Print the rows below, copied character for character, from their first line through the line containing "bar-segment (93, 316, 102, 321)", including both of those lines.
** BEGIN STORED ROWS **
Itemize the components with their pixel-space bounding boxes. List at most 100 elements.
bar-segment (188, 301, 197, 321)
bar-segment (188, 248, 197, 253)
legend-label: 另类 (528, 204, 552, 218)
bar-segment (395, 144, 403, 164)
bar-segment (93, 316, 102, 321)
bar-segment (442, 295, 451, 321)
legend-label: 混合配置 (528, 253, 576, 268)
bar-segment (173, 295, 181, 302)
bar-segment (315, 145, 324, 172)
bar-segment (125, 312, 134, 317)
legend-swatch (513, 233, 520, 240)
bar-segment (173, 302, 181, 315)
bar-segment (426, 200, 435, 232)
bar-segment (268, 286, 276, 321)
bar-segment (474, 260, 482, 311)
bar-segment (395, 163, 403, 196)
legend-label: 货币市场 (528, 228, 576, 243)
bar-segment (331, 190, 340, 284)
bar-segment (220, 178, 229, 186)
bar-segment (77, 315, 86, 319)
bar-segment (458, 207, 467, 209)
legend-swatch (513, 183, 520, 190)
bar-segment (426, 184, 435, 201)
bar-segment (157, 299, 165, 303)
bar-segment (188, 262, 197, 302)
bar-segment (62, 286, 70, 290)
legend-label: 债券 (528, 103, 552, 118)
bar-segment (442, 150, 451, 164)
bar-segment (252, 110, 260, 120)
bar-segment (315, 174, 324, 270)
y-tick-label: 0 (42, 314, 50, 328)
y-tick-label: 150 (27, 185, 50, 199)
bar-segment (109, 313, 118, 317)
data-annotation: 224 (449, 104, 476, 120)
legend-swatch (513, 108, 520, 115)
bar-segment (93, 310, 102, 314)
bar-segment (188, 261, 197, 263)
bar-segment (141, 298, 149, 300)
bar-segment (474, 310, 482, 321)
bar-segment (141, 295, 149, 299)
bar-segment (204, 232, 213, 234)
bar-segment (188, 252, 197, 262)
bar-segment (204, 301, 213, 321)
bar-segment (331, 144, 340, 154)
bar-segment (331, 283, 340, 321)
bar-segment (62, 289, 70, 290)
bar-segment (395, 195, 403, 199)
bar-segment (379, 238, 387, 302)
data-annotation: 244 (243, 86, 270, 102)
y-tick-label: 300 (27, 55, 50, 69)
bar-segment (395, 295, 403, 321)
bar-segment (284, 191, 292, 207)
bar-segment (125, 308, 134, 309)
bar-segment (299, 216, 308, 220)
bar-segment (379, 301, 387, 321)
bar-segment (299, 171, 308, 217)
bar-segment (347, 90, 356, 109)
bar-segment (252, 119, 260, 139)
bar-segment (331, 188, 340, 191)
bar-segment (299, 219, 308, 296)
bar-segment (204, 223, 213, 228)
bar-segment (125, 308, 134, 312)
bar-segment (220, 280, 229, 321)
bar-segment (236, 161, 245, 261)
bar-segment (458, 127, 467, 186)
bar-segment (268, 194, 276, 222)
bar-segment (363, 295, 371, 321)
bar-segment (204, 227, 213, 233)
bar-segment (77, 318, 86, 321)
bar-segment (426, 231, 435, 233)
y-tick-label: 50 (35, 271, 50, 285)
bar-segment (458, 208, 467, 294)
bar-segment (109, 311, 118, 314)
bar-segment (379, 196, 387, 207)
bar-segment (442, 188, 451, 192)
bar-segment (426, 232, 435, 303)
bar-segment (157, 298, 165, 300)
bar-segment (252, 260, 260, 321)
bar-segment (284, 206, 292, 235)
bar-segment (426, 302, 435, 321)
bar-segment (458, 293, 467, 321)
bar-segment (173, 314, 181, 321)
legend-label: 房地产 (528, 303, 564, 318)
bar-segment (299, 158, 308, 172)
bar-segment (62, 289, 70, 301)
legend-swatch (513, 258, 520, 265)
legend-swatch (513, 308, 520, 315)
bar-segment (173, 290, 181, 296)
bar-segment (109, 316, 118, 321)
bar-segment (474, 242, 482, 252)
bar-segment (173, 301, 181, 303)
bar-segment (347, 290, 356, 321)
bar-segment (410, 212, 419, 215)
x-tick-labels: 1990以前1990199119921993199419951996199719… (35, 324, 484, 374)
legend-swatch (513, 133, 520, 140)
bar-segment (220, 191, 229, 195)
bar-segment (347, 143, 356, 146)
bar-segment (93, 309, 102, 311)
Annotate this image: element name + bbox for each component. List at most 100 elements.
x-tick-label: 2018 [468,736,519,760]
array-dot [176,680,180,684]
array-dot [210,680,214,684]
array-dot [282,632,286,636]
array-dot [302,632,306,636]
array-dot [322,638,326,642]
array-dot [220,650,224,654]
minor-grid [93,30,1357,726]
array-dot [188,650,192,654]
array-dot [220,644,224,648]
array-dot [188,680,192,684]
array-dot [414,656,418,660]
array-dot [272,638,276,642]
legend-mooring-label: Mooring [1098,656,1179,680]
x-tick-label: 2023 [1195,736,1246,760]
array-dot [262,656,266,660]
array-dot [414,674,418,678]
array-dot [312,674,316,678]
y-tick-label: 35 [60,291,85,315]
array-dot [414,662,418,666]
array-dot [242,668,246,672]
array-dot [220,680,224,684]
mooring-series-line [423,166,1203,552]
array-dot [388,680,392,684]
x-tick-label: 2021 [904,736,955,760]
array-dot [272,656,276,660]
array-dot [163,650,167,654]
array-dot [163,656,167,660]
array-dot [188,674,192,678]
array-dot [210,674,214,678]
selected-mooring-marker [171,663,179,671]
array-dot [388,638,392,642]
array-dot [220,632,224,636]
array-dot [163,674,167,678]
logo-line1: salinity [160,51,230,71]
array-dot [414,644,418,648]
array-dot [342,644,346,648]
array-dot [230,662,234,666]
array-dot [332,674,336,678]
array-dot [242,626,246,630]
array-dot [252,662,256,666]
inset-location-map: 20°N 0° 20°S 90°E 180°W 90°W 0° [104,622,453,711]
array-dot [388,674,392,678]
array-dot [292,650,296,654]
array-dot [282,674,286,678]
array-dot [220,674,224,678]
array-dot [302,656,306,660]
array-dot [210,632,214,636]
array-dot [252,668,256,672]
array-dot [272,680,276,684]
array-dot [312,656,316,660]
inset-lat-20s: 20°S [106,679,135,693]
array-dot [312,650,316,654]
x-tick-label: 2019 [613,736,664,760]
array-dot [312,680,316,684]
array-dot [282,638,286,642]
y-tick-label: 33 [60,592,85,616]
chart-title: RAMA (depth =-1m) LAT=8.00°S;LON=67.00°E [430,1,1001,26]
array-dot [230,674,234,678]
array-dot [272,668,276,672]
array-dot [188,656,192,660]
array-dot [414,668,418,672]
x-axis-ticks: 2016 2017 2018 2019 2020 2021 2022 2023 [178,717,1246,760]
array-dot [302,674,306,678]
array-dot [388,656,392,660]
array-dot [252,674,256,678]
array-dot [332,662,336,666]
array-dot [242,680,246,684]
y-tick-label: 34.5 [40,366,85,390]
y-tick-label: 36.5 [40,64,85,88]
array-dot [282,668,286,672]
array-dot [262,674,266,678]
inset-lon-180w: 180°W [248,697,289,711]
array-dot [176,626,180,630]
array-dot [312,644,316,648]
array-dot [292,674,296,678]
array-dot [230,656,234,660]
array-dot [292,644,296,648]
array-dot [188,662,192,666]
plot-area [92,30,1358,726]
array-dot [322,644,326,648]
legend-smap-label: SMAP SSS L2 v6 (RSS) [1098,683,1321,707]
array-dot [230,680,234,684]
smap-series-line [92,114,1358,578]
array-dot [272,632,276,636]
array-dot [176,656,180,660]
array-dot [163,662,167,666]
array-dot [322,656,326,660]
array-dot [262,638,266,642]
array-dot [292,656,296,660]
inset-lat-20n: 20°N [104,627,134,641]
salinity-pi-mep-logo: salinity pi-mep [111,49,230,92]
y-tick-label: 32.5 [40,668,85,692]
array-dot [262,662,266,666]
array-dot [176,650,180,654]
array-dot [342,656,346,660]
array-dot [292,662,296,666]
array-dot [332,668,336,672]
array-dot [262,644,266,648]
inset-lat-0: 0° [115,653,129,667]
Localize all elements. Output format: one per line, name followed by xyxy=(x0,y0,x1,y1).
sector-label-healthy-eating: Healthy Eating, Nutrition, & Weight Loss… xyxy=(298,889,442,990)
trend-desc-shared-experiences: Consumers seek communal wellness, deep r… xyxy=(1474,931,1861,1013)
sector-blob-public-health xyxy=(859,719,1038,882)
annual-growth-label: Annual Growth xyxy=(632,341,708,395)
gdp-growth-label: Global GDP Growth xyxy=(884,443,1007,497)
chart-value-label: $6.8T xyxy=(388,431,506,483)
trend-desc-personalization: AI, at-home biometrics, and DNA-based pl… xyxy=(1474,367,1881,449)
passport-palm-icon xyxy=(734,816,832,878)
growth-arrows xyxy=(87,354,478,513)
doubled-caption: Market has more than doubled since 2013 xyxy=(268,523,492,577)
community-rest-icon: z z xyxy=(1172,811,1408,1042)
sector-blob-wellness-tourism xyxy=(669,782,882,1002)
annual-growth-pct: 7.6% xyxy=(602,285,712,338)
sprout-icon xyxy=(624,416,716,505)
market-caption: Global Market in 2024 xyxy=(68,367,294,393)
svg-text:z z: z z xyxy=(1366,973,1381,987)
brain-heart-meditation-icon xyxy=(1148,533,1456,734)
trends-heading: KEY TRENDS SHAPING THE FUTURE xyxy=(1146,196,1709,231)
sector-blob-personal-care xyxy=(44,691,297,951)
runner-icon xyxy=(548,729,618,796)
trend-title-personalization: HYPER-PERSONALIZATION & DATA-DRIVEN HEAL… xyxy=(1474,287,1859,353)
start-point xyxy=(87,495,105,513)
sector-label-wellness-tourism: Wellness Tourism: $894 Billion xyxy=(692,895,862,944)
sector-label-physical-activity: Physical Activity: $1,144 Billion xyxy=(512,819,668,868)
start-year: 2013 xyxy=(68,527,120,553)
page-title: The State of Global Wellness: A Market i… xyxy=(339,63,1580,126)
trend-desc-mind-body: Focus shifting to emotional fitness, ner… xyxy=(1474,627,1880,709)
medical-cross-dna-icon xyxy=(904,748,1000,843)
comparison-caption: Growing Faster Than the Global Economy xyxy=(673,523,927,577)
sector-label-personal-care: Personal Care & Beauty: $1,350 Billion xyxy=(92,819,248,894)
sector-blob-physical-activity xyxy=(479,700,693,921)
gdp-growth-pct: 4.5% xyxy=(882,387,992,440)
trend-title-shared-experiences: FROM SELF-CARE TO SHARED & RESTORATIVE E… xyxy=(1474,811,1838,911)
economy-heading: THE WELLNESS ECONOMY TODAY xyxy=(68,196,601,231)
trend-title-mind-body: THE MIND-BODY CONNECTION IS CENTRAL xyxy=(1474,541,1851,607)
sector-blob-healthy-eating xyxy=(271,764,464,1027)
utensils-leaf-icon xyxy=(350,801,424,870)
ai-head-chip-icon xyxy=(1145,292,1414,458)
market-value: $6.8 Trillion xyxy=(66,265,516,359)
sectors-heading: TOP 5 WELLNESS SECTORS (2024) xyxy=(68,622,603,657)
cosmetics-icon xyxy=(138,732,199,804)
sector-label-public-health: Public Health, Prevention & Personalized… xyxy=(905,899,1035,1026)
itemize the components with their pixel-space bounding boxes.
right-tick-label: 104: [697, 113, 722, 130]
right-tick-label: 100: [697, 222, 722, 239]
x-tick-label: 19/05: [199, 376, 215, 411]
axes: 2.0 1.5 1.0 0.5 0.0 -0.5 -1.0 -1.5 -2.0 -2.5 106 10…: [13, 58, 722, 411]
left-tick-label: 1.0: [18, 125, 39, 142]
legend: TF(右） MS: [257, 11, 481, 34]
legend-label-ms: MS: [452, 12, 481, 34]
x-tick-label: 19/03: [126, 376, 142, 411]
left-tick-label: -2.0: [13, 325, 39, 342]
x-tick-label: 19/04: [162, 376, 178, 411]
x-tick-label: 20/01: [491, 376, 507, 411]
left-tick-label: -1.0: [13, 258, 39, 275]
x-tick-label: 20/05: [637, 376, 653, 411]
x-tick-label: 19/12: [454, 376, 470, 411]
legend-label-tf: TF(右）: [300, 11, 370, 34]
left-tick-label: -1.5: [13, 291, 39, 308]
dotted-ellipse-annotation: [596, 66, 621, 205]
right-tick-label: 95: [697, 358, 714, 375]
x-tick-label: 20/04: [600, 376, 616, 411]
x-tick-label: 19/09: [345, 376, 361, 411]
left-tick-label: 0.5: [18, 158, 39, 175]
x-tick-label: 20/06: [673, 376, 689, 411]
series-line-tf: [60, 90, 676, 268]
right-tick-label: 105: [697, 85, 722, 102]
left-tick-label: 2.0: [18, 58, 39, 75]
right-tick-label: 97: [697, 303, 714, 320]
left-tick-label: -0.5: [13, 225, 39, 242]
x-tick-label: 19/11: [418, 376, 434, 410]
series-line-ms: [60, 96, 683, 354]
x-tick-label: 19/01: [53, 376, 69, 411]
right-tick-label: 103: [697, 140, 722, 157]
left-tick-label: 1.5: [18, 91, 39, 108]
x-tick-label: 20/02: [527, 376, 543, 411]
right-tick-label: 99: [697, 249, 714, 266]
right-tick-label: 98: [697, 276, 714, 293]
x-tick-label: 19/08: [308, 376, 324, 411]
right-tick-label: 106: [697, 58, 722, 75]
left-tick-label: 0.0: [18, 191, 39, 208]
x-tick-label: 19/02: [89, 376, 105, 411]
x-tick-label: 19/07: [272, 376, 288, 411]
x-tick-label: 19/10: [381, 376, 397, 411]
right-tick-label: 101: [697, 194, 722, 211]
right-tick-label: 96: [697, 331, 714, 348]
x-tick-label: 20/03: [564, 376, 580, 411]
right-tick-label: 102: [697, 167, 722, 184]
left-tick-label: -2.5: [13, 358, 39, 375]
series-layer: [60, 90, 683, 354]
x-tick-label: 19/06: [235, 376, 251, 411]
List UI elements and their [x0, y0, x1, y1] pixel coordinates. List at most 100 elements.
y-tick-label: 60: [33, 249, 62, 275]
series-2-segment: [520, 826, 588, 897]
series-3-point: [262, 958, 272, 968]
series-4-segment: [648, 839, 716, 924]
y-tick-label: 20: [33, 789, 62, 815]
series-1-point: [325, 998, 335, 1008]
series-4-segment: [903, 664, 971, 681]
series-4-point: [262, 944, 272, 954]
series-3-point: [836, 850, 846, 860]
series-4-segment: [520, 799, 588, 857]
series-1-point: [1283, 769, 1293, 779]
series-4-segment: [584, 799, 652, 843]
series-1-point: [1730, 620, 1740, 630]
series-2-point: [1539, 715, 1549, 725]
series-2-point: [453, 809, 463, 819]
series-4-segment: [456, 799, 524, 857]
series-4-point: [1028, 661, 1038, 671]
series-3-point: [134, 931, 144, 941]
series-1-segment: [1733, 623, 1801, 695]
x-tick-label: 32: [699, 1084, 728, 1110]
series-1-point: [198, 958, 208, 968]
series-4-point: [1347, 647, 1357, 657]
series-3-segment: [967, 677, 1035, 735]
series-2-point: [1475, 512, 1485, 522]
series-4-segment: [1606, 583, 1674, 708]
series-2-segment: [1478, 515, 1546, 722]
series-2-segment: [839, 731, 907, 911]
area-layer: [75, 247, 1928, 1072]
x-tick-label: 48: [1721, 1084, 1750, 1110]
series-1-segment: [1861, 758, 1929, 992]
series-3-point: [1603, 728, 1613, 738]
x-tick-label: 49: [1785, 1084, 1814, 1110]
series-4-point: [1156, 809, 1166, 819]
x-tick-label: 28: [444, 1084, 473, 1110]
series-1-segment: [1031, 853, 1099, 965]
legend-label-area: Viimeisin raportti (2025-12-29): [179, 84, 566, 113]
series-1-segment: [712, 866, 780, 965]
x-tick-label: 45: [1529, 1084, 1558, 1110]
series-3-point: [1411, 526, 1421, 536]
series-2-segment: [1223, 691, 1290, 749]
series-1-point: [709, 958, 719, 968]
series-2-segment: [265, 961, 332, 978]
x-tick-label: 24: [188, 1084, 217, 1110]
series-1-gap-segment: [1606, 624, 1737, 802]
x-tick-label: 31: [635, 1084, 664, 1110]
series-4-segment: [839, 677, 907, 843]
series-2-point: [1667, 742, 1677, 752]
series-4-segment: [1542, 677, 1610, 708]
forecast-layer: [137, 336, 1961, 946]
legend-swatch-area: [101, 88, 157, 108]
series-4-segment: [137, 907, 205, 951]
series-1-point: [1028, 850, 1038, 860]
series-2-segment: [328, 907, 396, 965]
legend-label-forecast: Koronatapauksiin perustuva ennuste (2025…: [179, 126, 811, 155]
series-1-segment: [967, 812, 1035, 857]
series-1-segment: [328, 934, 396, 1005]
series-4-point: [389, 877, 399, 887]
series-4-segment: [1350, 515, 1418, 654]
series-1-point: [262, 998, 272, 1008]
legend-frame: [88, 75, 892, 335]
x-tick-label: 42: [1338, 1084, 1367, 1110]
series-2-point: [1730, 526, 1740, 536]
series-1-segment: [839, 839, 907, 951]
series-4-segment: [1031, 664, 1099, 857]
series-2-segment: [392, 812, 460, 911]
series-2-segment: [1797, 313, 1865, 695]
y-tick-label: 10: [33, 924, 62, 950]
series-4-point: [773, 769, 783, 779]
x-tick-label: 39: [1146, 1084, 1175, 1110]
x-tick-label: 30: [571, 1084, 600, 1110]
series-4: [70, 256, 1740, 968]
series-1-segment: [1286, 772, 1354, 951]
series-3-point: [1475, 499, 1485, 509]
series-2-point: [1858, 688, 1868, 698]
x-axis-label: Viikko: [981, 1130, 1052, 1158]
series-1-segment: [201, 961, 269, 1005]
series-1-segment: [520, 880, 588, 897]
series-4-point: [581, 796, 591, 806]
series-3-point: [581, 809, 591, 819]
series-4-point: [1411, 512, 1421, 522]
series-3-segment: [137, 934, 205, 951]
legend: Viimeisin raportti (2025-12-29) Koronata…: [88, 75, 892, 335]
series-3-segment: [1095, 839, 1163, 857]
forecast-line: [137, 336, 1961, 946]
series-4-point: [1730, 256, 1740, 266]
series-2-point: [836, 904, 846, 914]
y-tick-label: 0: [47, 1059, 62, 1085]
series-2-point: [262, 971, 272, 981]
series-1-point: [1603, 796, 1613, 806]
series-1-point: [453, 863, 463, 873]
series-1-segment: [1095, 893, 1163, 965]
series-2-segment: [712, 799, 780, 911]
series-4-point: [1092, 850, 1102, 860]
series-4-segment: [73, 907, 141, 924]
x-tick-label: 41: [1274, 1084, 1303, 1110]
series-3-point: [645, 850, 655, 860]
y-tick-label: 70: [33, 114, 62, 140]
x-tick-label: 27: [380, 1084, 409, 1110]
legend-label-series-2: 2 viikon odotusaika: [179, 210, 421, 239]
** END STORED ROWS **
| THE RESPONSE |
Itemize the components with their pixel-space bounding boxes. List at most 100 elements.
bar-segment (188, 301, 197, 321)
bar-segment (188, 248, 197, 253)
legend-label: 另类 (528, 204, 552, 218)
bar-segment (395, 144, 403, 164)
bar-segment (93, 316, 102, 321)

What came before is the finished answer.